• [WHAT TO DO]
From the listing below, tally the lines that include "настоящего". Return only the total.

• [DATASET ROWS]
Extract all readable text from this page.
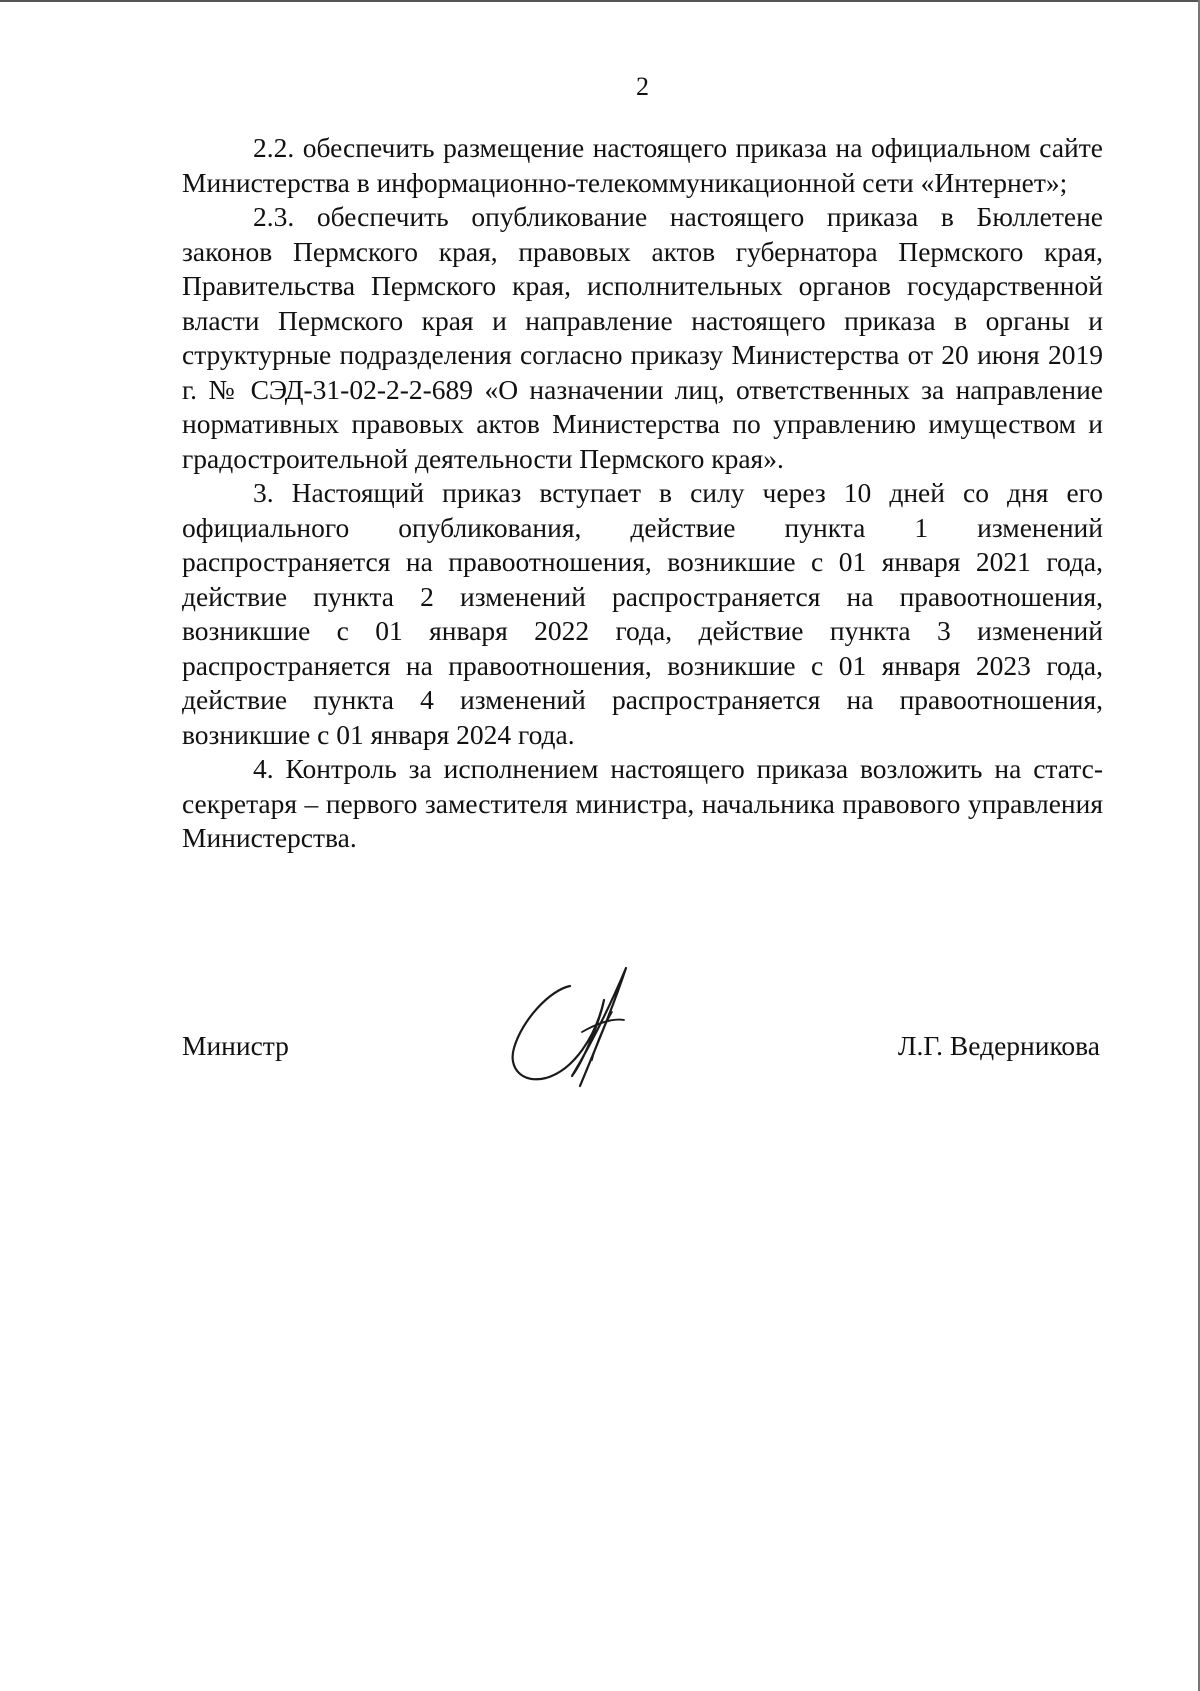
2

2.2. обеспечить размещение настоящего приказа на официальном сайте Министерства в информационно-телекоммуникационной сети «Интернет»;

2.3. обеспечить опубликование настоящего приказа в Бюллетене законов Пермского края, правовых актов губернатора Пермского края, Правительства Пермского края, исполнительных органов государственной власти Пермского края и направление настоящего приказа в органы и структурные подразделения согласно приказу Министерства от 20 июня 2019 г. № СЭД-31-02-2-2-689 «О назначении лиц, ответственных за направление нормативных правовых актов Министерства по управлению имуществом и градостроительной деятельности Пермского края».

3. Настоящий приказ вступает в силу через 10 дней со дня его официального опубликования, действие пункта 1 изменений распространяется на правоотношения, возникшие с 01 января 2021 года, действие пункта 2 изменений распространяется на правоотношения, возникшие с 01 января 2022 года, действие пункта 3 изменений распространяется на правоотношения, возникшие с 01 января 2023 года, действие пункта 4 изменений распространяется на правоотношения, возникшие с 01 января 2024 года.

4. Контроль за исполнением настоящего приказа возложить на статс-секретаря – первого заместителя министра, начальника правового управления Министерства.

Министр	Л.Г. Ведерникова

• [THE OUTPUT]
3